Data supplied
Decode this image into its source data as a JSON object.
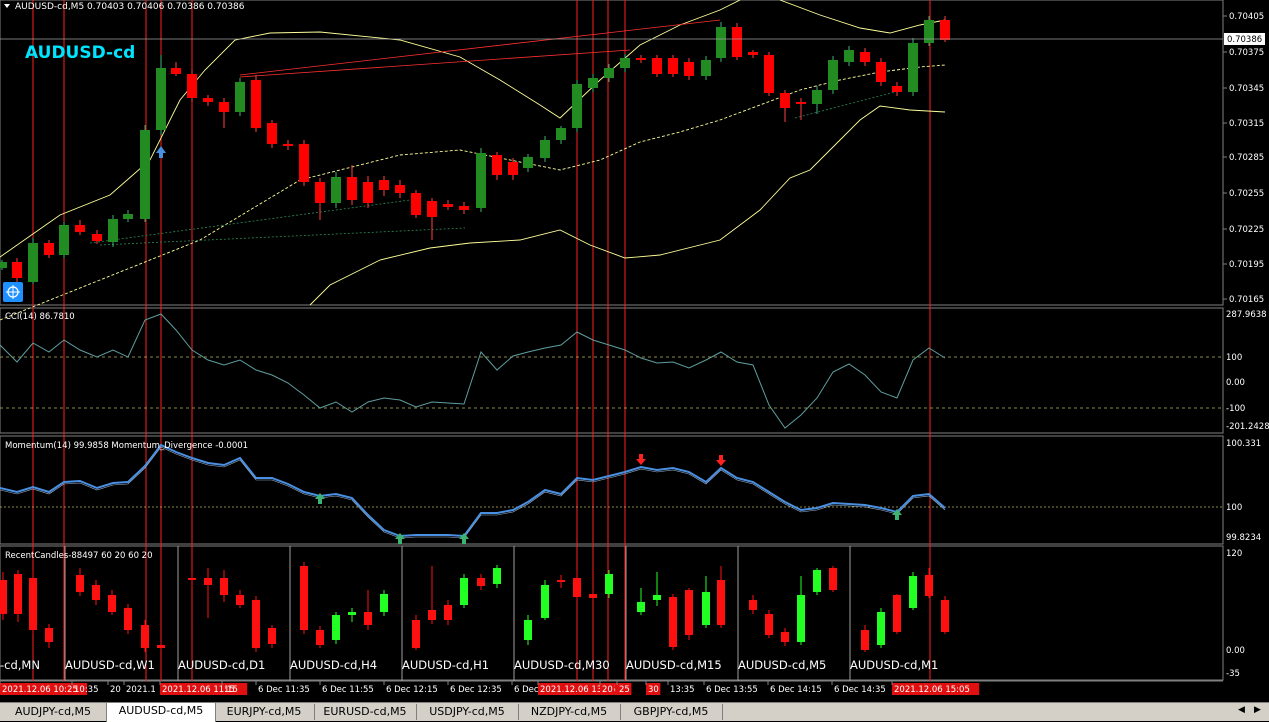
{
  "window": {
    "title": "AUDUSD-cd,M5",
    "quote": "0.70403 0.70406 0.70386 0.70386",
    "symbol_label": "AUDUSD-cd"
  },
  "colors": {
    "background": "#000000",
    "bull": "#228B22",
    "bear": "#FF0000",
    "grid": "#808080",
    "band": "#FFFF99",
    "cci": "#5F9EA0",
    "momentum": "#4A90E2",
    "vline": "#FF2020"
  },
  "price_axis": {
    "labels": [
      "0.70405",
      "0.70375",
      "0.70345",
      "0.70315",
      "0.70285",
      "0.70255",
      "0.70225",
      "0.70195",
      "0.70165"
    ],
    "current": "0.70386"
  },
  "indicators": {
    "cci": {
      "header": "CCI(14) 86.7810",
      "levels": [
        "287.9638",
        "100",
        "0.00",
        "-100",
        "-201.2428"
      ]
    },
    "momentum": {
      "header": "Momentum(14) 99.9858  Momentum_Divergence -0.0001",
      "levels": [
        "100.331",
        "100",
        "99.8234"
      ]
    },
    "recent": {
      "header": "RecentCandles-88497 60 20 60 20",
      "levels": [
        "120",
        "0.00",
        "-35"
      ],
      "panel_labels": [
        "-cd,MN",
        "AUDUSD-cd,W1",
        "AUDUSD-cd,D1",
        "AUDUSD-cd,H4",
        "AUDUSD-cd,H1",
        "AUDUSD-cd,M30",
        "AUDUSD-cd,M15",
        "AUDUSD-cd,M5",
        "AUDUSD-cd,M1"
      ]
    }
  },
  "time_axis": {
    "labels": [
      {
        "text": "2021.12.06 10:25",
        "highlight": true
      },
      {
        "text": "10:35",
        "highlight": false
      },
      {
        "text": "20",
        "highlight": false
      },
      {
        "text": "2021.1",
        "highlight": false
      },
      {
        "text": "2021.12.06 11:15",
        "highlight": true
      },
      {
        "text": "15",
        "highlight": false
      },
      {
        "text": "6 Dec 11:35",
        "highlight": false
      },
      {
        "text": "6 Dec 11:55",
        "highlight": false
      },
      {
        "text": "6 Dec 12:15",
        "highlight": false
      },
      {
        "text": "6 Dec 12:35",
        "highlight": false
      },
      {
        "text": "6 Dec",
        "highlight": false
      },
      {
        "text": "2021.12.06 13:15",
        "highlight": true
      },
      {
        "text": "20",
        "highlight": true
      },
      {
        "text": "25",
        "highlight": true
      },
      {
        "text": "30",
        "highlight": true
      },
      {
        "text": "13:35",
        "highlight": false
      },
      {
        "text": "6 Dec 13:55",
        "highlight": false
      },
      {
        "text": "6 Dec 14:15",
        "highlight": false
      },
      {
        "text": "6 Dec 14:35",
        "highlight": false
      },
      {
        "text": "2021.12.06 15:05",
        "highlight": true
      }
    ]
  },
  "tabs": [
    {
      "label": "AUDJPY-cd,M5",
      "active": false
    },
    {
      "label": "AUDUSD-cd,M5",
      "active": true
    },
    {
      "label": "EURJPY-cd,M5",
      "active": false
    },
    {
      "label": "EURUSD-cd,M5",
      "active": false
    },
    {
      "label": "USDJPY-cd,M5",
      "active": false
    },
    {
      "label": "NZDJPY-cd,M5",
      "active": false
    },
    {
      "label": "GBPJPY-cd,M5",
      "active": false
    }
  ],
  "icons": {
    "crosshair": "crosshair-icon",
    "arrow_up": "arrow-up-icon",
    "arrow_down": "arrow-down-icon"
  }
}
* * *
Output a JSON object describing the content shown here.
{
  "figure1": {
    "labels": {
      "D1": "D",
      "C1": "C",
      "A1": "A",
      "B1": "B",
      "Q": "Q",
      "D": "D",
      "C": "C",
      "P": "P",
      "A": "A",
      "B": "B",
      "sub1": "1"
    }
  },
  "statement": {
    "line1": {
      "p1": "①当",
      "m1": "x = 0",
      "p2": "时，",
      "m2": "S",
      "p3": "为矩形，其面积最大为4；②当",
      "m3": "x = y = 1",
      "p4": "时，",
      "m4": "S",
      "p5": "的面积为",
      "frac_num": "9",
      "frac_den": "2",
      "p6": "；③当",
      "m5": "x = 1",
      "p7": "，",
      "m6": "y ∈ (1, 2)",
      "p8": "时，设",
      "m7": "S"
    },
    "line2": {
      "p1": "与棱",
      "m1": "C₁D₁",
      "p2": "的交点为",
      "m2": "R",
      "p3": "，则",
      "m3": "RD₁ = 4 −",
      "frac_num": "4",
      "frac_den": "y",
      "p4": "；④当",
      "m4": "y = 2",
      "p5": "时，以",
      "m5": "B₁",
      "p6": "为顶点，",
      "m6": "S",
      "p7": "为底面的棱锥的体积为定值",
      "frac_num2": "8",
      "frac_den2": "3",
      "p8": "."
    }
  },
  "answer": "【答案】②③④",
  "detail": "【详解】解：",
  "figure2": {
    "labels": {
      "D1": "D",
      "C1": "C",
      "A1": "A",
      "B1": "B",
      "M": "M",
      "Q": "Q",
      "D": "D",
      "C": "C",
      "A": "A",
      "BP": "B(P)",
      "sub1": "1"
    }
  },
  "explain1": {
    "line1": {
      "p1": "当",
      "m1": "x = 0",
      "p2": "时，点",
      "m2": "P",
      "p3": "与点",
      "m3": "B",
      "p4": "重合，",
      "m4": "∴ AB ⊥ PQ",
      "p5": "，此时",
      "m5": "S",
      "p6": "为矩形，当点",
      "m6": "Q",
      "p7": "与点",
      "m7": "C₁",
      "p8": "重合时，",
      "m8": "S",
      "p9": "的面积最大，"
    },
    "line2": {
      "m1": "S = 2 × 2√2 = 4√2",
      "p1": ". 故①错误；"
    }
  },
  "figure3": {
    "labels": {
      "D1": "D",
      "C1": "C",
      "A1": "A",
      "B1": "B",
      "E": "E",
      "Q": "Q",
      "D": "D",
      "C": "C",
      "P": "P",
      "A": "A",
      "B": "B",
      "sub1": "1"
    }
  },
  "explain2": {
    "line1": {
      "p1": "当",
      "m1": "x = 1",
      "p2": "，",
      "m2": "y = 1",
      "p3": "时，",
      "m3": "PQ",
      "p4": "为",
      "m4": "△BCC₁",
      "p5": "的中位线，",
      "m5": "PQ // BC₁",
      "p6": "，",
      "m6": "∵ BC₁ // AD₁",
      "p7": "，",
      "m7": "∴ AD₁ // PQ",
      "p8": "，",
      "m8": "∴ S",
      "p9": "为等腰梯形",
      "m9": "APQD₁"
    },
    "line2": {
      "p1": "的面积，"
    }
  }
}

Your objective
Each line above that holds the string "AUDUSD" should be copied and shown.

Task answer
    "title": "AUDUSD-cd,M5",
    "symbol_label": "AUDUSD-cd"
        "AUDUSD-cd,W1",
        "AUDUSD-cd,D1",
        "AUDUSD-cd,H4",
        "AUDUSD-cd,H1",
        "AUDUSD-cd,M30",
        "AUDUSD-cd,M15",
        "AUDUSD-cd,M5",
        "AUDUSD-cd,M1"
      "label": "AUDUSD-cd,M5",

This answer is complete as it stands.